◆ **Dataset**
--------------------------------
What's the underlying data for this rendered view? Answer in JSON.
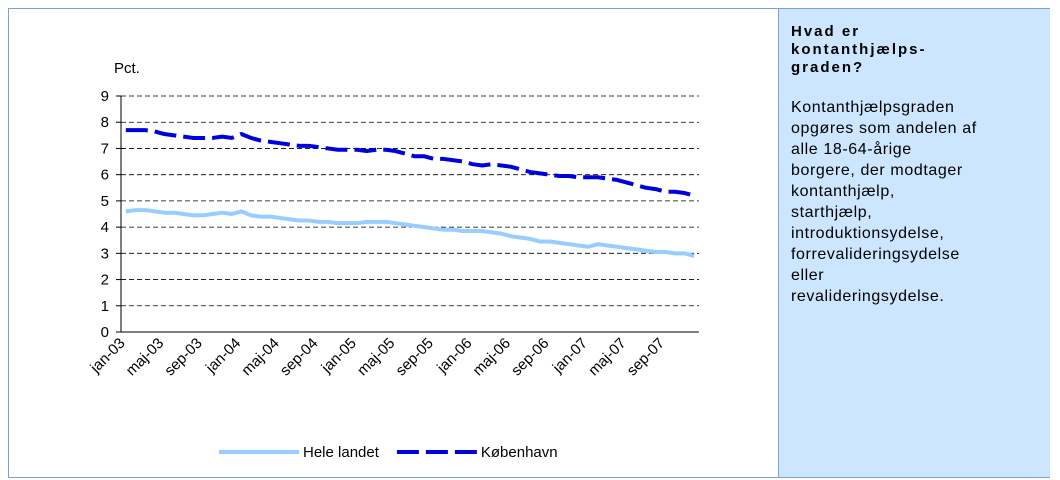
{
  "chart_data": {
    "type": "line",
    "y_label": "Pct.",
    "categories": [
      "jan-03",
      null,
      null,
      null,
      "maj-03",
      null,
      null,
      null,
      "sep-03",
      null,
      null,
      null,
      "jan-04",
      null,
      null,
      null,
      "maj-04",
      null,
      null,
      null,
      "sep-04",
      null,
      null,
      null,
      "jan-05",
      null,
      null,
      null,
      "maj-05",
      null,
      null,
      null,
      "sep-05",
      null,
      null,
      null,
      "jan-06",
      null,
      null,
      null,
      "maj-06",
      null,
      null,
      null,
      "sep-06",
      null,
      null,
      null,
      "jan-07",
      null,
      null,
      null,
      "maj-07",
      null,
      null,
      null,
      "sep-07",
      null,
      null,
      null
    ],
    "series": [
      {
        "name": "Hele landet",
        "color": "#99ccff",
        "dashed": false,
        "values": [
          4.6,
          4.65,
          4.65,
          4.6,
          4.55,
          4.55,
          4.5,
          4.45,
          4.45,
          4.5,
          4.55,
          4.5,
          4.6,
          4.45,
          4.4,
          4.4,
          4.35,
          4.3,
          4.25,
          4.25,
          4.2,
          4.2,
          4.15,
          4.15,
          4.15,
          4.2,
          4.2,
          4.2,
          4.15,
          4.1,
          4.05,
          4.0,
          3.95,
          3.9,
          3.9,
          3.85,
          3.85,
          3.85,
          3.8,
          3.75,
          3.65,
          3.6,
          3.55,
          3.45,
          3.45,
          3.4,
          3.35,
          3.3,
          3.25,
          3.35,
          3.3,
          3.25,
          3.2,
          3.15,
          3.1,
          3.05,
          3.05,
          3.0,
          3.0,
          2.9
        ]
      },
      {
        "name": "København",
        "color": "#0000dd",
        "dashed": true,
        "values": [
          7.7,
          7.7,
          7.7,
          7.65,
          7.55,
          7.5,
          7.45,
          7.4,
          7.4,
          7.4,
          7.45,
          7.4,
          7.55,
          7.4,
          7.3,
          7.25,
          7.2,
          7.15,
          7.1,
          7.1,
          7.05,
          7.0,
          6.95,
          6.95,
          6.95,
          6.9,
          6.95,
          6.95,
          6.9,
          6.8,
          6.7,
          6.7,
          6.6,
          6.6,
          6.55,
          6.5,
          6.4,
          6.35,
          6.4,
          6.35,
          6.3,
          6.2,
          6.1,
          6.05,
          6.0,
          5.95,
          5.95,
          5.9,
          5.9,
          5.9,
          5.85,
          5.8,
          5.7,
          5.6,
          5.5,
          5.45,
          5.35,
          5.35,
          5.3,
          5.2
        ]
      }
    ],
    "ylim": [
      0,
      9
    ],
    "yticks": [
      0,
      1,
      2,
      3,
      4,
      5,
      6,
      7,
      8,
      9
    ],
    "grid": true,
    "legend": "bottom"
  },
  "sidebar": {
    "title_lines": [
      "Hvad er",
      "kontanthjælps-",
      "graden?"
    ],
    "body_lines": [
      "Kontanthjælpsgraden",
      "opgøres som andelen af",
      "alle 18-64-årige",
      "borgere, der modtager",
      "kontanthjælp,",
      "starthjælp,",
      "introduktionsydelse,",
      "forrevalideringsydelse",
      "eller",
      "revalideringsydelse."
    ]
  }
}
--------------------------------
◆ **Direction**
Transcribe all of the material exactly, leaving out whatever pictures it contains.

◆ **Exercise output**
What's the underlying data for this rendered view? Answer in JSON.
{
  "chart_data": {
    "type": "line",
    "y_label": "Pct.",
    "categories": [
      "jan-03",
      null,
      null,
      null,
      "maj-03",
      null,
      null,
      null,
      "sep-03",
      null,
      null,
      null,
      "jan-04",
      null,
      null,
      null,
      "maj-04",
      null,
      null,
      null,
      "sep-04",
      null,
      null,
      null,
      "jan-05",
      null,
      null,
      null,
      "maj-05",
      null,
      null,
      null,
      "sep-05",
      null,
      null,
      null,
      "jan-06",
      null,
      null,
      null,
      "maj-06",
      null,
      null,
      null,
      "sep-06",
      null,
      null,
      null,
      "jan-07",
      null,
      null,
      null,
      "maj-07",
      null,
      null,
      null,
      "sep-07",
      null,
      null,
      null
    ],
    "series": [
      {
        "name": "Hele landet",
        "color": "#99ccff",
        "dashed": false,
        "values": [
          4.6,
          4.65,
          4.65,
          4.6,
          4.55,
          4.55,
          4.5,
          4.45,
          4.45,
          4.5,
          4.55,
          4.5,
          4.6,
          4.45,
          4.4,
          4.4,
          4.35,
          4.3,
          4.25,
          4.25,
          4.2,
          4.2,
          4.15,
          4.15,
          4.15,
          4.2,
          4.2,
          4.2,
          4.15,
          4.1,
          4.05,
          4.0,
          3.95,
          3.9,
          3.9,
          3.85,
          3.85,
          3.85,
          3.8,
          3.75,
          3.65,
          3.6,
          3.55,
          3.45,
          3.45,
          3.4,
          3.35,
          3.3,
          3.25,
          3.35,
          3.3,
          3.25,
          3.2,
          3.15,
          3.1,
          3.05,
          3.05,
          3.0,
          3.0,
          2.9
        ]
      },
      {
        "name": "København",
        "color": "#0000dd",
        "dashed": true,
        "values": [
          7.7,
          7.7,
          7.7,
          7.65,
          7.55,
          7.5,
          7.45,
          7.4,
          7.4,
          7.4,
          7.45,
          7.4,
          7.55,
          7.4,
          7.3,
          7.25,
          7.2,
          7.15,
          7.1,
          7.1,
          7.05,
          7.0,
          6.95,
          6.95,
          6.95,
          6.9,
          6.95,
          6.95,
          6.9,
          6.8,
          6.7,
          6.7,
          6.6,
          6.6,
          6.55,
          6.5,
          6.4,
          6.35,
          6.4,
          6.35,
          6.3,
          6.2,
          6.1,
          6.05,
          6.0,
          5.95,
          5.95,
          5.9,
          5.9,
          5.9,
          5.85,
          5.8,
          5.7,
          5.6,
          5.5,
          5.45,
          5.35,
          5.35,
          5.3,
          5.2
        ]
      }
    ],
    "ylim": [
      0,
      9
    ],
    "yticks": [
      0,
      1,
      2,
      3,
      4,
      5,
      6,
      7,
      8,
      9
    ],
    "grid": true,
    "legend": "bottom"
  },
  "sidebar": {
    "title_lines": [
      "Hvad er",
      "kontanthjælps-",
      "graden?"
    ],
    "body_lines": [
      "Kontanthjælpsgraden",
      "opgøres som andelen af",
      "alle 18-64-årige",
      "borgere, der modtager",
      "kontanthjælp,",
      "starthjælp,",
      "introduktionsydelse,",
      "forrevalideringsydelse",
      "eller",
      "revalideringsydelse."
    ]
  }
}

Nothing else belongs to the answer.